### Input material:

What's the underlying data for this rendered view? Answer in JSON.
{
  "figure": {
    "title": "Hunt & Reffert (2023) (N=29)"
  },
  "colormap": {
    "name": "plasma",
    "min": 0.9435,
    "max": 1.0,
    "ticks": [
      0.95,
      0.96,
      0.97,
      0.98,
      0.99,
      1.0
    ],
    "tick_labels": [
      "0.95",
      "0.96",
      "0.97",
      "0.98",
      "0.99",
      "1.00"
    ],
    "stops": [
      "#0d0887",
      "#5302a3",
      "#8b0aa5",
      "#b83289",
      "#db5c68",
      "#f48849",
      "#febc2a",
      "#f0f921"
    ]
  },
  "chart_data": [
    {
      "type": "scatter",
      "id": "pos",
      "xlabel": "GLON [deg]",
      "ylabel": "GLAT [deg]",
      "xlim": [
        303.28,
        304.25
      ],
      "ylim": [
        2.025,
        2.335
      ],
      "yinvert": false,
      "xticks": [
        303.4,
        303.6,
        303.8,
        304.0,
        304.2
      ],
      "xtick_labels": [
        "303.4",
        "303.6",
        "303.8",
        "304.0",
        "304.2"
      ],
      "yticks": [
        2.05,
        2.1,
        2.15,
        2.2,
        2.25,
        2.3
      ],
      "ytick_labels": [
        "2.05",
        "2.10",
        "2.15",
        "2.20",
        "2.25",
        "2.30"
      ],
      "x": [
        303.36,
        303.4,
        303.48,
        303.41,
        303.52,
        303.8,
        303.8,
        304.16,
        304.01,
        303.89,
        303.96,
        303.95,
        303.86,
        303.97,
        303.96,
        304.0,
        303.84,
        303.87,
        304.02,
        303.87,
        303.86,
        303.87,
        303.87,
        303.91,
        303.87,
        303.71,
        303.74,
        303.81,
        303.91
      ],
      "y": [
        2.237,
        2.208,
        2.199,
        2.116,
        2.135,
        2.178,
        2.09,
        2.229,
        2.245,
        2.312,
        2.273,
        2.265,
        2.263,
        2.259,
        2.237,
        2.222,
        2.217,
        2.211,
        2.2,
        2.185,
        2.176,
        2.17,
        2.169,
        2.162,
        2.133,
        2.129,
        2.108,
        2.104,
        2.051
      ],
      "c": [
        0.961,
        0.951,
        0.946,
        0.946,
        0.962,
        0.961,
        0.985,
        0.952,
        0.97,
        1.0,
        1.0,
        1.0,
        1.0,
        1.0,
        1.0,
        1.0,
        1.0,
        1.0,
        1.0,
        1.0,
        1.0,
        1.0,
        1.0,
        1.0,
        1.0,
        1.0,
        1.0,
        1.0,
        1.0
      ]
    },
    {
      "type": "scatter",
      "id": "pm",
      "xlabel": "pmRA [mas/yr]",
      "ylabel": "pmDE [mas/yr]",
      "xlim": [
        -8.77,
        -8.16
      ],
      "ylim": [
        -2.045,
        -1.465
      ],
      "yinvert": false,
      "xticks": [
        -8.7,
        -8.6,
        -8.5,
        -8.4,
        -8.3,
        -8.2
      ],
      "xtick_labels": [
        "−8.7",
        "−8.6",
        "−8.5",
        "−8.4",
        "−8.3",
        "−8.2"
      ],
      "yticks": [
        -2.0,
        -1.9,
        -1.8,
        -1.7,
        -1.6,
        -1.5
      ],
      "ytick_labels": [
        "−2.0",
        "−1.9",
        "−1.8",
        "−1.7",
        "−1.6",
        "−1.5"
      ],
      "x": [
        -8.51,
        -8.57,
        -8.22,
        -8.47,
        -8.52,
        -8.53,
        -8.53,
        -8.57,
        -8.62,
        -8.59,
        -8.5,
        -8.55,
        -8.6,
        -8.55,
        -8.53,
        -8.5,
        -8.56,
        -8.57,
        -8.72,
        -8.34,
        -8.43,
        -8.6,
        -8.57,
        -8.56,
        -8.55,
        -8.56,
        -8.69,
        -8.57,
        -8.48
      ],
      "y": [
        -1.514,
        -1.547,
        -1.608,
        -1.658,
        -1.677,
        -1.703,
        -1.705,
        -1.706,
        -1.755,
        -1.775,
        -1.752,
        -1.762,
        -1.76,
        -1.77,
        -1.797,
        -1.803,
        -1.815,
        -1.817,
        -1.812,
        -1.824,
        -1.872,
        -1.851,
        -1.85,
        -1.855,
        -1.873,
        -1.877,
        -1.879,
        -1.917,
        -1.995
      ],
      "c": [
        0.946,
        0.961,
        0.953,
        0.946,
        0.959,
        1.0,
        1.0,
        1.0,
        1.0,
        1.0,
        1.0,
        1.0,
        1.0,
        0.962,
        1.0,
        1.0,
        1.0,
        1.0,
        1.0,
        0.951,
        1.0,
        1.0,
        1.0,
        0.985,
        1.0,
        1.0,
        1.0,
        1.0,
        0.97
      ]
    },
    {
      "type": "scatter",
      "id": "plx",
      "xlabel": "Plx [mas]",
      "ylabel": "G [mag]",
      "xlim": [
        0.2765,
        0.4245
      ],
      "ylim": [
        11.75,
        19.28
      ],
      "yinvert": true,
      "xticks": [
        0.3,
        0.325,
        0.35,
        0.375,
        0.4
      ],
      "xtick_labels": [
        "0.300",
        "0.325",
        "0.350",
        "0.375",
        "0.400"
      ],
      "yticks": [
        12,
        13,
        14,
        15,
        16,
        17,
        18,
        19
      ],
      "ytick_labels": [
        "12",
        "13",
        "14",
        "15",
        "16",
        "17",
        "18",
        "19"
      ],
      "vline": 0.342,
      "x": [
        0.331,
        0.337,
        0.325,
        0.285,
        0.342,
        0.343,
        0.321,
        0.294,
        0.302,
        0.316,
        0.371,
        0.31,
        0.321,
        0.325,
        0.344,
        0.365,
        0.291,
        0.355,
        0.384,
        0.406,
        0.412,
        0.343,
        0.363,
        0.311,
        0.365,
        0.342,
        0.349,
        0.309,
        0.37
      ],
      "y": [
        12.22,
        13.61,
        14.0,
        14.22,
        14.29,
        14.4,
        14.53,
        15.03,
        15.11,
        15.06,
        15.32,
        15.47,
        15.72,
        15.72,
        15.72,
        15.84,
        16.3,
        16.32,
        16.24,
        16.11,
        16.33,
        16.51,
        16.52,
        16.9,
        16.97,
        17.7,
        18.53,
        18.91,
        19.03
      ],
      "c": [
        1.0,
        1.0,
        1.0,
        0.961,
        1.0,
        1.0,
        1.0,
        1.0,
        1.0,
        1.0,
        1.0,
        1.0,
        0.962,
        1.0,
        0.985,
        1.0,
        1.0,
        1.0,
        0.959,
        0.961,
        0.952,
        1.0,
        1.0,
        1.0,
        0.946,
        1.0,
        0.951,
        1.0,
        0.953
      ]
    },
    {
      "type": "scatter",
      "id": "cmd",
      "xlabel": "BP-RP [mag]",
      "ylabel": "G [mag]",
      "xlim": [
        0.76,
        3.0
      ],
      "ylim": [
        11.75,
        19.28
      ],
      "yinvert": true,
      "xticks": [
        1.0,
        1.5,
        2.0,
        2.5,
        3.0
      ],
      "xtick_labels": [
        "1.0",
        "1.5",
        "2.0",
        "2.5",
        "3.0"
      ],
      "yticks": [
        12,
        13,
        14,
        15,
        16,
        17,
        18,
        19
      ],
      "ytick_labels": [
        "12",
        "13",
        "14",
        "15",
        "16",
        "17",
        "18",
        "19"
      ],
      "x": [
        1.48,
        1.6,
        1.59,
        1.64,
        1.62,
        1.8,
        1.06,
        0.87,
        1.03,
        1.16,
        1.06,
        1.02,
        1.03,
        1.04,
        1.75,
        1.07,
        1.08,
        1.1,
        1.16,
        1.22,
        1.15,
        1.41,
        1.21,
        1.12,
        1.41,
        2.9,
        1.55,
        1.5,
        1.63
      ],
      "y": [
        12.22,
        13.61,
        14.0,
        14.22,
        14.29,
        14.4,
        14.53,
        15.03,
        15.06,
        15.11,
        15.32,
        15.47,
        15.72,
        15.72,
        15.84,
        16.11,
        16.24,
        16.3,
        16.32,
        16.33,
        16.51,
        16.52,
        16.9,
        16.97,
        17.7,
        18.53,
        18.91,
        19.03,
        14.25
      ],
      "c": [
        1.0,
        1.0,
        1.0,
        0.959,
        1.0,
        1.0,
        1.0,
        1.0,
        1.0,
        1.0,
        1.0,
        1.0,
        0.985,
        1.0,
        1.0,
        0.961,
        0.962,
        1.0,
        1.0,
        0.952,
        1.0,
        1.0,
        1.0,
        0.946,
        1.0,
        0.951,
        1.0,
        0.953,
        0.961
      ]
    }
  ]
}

### Problem statement:
Scan the data for the word "ylabel" and copy every line where it shows up.

### Solution to this problem:
      "ylabel": "GLAT [deg]",
      "ylabel": "pmDE [mas/yr]",
      "ylabel": "G [mag]",
      "ylabel": "G [mag]",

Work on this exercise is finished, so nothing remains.